§ THE REQUEST: Will you print the material below without altering a single character?
------------------------------------------------
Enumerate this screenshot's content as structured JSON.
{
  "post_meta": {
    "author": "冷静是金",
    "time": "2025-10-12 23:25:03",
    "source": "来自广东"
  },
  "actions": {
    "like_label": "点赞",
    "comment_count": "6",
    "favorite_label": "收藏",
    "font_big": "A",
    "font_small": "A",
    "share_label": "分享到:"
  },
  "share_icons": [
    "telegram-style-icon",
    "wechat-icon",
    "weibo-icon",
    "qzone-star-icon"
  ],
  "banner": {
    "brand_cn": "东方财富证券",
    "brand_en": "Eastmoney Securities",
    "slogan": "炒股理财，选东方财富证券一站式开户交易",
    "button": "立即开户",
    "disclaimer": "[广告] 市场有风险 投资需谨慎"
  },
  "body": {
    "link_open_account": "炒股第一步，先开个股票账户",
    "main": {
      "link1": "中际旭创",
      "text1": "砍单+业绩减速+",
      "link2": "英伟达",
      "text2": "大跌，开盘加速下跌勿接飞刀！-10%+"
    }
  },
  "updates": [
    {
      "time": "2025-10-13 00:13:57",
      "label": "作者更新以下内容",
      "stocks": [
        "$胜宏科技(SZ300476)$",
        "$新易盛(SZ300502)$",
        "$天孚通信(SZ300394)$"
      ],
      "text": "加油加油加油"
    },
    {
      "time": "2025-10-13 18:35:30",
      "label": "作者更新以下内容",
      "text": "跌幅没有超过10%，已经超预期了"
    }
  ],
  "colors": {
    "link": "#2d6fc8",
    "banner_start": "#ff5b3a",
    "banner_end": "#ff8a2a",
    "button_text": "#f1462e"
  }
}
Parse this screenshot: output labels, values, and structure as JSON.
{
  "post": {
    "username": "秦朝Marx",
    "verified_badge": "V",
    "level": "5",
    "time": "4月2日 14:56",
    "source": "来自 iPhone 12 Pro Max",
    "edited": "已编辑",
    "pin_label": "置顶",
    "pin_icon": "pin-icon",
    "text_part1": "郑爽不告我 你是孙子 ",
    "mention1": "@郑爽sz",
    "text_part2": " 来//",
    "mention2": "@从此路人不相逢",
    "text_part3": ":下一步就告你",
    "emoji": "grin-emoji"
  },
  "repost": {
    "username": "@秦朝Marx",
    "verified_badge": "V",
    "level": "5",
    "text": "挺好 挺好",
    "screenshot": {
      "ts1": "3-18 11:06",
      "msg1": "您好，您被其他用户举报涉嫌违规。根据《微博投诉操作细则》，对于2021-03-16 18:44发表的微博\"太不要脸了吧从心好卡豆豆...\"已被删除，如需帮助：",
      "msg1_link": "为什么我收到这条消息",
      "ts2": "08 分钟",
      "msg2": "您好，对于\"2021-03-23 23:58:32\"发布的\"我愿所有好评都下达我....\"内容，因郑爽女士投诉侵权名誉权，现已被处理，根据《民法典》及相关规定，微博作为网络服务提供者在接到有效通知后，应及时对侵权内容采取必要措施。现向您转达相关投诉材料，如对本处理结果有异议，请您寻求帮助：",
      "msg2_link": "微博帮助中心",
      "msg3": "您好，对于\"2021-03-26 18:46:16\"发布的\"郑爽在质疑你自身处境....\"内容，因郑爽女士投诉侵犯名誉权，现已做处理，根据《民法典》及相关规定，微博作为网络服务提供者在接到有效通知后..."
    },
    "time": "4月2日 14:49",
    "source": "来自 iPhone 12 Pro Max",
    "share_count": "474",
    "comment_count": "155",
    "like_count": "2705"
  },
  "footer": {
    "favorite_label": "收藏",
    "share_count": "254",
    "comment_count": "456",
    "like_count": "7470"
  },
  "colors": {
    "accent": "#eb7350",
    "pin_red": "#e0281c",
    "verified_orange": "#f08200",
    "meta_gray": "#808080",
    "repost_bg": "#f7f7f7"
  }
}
------------------------------------------------
§ EXERCISE SOLUTION:
Enumerate this screenshot's content as structured JSON.
{
  "post_meta": {
    "author": "冷静是金",
    "time": "2025-10-12 23:25:03",
    "source": "来自广东"
  },
  "actions": {
    "like_label": "点赞",
    "comment_count": "6",
    "favorite_label": "收藏",
    "font_big": "A",
    "font_small": "A",
    "share_label": "分享到:"
  },
  "share_icons": [
    "telegram-style-icon",
    "wechat-icon",
    "weibo-icon",
    "qzone-star-icon"
  ],
  "banner": {
    "brand_cn": "东方财富证券",
    "brand_en": "Eastmoney Securities",
    "slogan": "炒股理财，选东方财富证券一站式开户交易",
    "button": "立即开户",
    "disclaimer": "[广告] 市场有风险 投资需谨慎"
  },
  "body": {
    "link_open_account": "炒股第一步，先开个股票账户",
    "main": {
      "link1": "中际旭创",
      "text1": "砍单+业绩减速+",
      "link2": "英伟达",
      "text2": "大跌，开盘加速下跌勿接飞刀！-10%+"
    }
  },
  "updates": [
    {
      "time": "2025-10-13 00:13:57",
      "label": "作者更新以下内容",
      "stocks": [
        "$胜宏科技(SZ300476)$",
        "$新易盛(SZ300502)$",
        "$天孚通信(SZ300394)$"
      ],
      "text": "加油加油加油"
    },
    {
      "time": "2025-10-13 18:35:30",
      "label": "作者更新以下内容",
      "text": "跌幅没有超过10%，已经超预期了"
    }
  ],
  "colors": {
    "link": "#2d6fc8",
    "banner_start": "#ff5b3a",
    "banner_end": "#ff8a2a",
    "button_text": "#f1462e"
  }
}
Parse this screenshot: output labels, values, and structure as JSON.
{
  "post": {
    "username": "秦朝Marx",
    "verified_badge": "V",
    "level": "5",
    "time": "4月2日 14:56",
    "source": "来自 iPhone 12 Pro Max",
    "edited": "已编辑",
    "pin_label": "置顶",
    "pin_icon": "pin-icon",
    "text_part1": "郑爽不告我 你是孙子 ",
    "mention1": "@郑爽sz",
    "text_part2": " 来//",
    "mention2": "@从此路人不相逢",
    "text_part3": ":下一步就告你",
    "emoji": "grin-emoji"
  },
  "repost": {
    "username": "@秦朝Marx",
    "verified_badge": "V",
    "level": "5",
    "text": "挺好 挺好",
    "screenshot": {
      "ts1": "3-18 11:06",
      "msg1": "您好，您被其他用户举报涉嫌违规。根据《微博投诉操作细则》，对于2021-03-16 18:44发表的微博\"太不要脸了吧从心好卡豆豆...\"已被删除，如需帮助：",
      "msg1_link": "为什么我收到这条消息",
      "ts2": "08 分钟",
      "msg2": "您好，对于\"2021-03-23 23:58:32\"发布的\"我愿所有好评都下达我....\"内容，因郑爽女士投诉侵权名誉权，现已被处理，根据《民法典》及相关规定，微博作为网络服务提供者在接到有效通知后，应及时对侵权内容采取必要措施。现向您转达相关投诉材料，如对本处理结果有异议，请您寻求帮助：",
      "msg2_link": "微博帮助中心",
      "msg3": "您好，对于\"2021-03-26 18:46:16\"发布的\"郑爽在质疑你自身处境....\"内容，因郑爽女士投诉侵犯名誉权，现已做处理，根据《民法典》及相关规定，微博作为网络服务提供者在接到有效通知后..."
    },
    "time": "4月2日 14:49",
    "source": "来自 iPhone 12 Pro Max",
    "share_count": "474",
    "comment_count": "155",
    "like_count": "2705"
  },
  "footer": {
    "favorite_label": "收藏",
    "share_count": "254",
    "comment_count": "456",
    "like_count": "7470"
  },
  "colors": {
    "accent": "#eb7350",
    "pin_red": "#e0281c",
    "verified_orange": "#f08200",
    "meta_gray": "#808080",
    "repost_bg": "#f7f7f7"
  }
}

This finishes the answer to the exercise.